Short exercise:
Quote the listing below in its entirety.

—————

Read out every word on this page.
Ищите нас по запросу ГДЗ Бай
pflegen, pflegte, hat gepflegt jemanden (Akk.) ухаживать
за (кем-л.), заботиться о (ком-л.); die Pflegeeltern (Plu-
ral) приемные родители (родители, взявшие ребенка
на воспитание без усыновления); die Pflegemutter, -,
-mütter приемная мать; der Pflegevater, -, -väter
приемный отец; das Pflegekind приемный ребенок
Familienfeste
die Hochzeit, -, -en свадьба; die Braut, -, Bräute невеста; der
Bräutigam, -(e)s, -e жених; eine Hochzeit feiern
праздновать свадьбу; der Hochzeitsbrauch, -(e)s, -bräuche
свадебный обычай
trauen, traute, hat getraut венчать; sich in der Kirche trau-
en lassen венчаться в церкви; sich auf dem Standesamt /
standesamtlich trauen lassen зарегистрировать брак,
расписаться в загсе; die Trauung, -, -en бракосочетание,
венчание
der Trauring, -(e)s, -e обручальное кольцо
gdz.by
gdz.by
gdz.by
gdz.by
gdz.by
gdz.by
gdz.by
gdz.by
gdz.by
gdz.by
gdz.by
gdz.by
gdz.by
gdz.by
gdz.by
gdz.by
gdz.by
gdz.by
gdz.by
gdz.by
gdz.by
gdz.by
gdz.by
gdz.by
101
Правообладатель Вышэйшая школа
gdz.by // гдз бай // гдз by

—————

Solution for this exercise:
Read out every word on this page.
Ищите нас по запросу ГДЗ Бай
pflegen, pflegte, hat gepflegt jemanden (Akk.) ухаживать
за (кем-л.), заботиться о (ком-л.); die Pflegeeltern (Plu-
ral) приемные родители (родители, взявшие ребенка
на воспитание без усыновления); die Pflegemutter, -,
-mütter приемная мать; der Pflegevater, -, -väter
приемный отец; das Pflegekind приемный ребенок
Familienfeste
die Hochzeit, -, -en свадьба; die Braut, -, Bräute невеста; der
Bräutigam, -(e)s, -e жених; eine Hochzeit feiern
праздновать свадьбу; der Hochzeitsbrauch, -(e)s, -bräuche
свадебный обычай
trauen, traute, hat getraut венчать; sich in der Kirche trau-
en lassen венчаться в церкви; sich auf dem Standesamt /
standesamtlich trauen lassen зарегистрировать брак,
расписаться в загсе; die Trauung, -, -en бракосочетание,
венчание
der Trauring, -(e)s, -e обручальное кольцо
gdz.by
gdz.by
gdz.by
gdz.by
gdz.by
gdz.by
gdz.by
gdz.by
gdz.by
gdz.by
gdz.by
gdz.by
gdz.by
gdz.by
gdz.by
gdz.by
gdz.by
gdz.by
gdz.by
gdz.by
gdz.by
gdz.by
gdz.by
gdz.by
101
Правообладатель Вышэйшая школа
gdz.by // гдз бай // гдз by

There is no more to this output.